Rows from a figure dataset:
>>>
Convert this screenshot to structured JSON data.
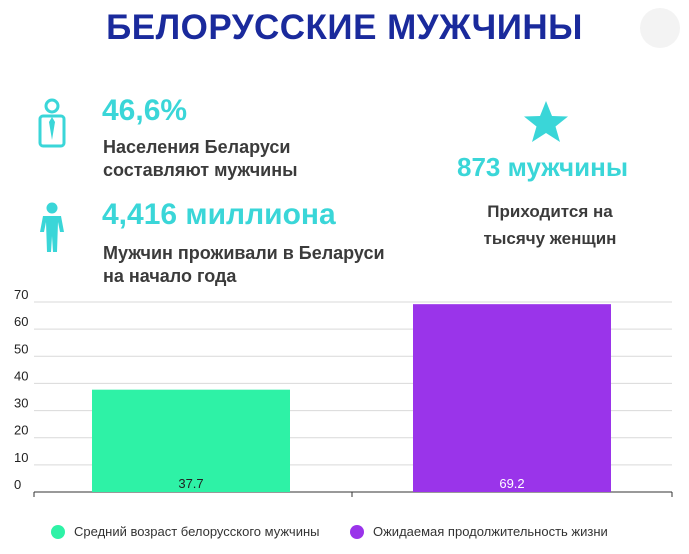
{
  "title": "БЕЛОРУССКИЕ МУЖЧИНЫ",
  "stats": {
    "share": {
      "value": "46,6%",
      "line1": "Населения Беларуси",
      "line2": "составляют мужчины",
      "icon": "man-with-tie-icon"
    },
    "count": {
      "value": "4,416 миллиона",
      "line1": "Мужчин проживали в Беларуси",
      "line2": "на начало года",
      "icon": "man-figure-icon"
    },
    "ratio": {
      "value": "873 мужчины",
      "line1": "Приходится на",
      "line2": "тысячу женщин",
      "icon": "star-icon"
    }
  },
  "colors": {
    "title": "#1a2a9c",
    "accent": "#3ad6d8",
    "bar_age": "#2ef2a6",
    "bar_life": "#9a34ea"
  },
  "chart_data": {
    "type": "bar",
    "ylim": [
      0,
      70
    ],
    "yticks": [
      "0",
      "10",
      "20",
      "30",
      "40",
      "50",
      "60",
      "70"
    ],
    "grid": true,
    "legend_position": "bottom",
    "series": [
      {
        "name": "Средний возраст белорусского мужчины",
        "value": 37.7,
        "label": "37.7",
        "color": "#2ef2a6"
      },
      {
        "name": "Ожидаемая продолжительность жизни",
        "value": 69.2,
        "label": "69.2",
        "color": "#9a34ea"
      }
    ]
  }
}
<<<
* [Work instructions]:
Quote the entries above word for word. Leave the images out.

* [Response below]:
Convert this screenshot to structured JSON data.
{
  "title": "БЕЛОРУССКИЕ МУЖЧИНЫ",
  "stats": {
    "share": {
      "value": "46,6%",
      "line1": "Населения Беларуси",
      "line2": "составляют мужчины",
      "icon": "man-with-tie-icon"
    },
    "count": {
      "value": "4,416 миллиона",
      "line1": "Мужчин проживали в Беларуси",
      "line2": "на начало года",
      "icon": "man-figure-icon"
    },
    "ratio": {
      "value": "873 мужчины",
      "line1": "Приходится на",
      "line2": "тысячу женщин",
      "icon": "star-icon"
    }
  },
  "colors": {
    "title": "#1a2a9c",
    "accent": "#3ad6d8",
    "bar_age": "#2ef2a6",
    "bar_life": "#9a34ea"
  },
  "chart_data": {
    "type": "bar",
    "ylim": [
      0,
      70
    ],
    "yticks": [
      "0",
      "10",
      "20",
      "30",
      "40",
      "50",
      "60",
      "70"
    ],
    "grid": true,
    "legend_position": "bottom",
    "series": [
      {
        "name": "Средний возраст белорусского мужчины",
        "value": 37.7,
        "label": "37.7",
        "color": "#2ef2a6"
      },
      {
        "name": "Ожидаемая продолжительность жизни",
        "value": 69.2,
        "label": "69.2",
        "color": "#9a34ea"
      }
    ]
  }
}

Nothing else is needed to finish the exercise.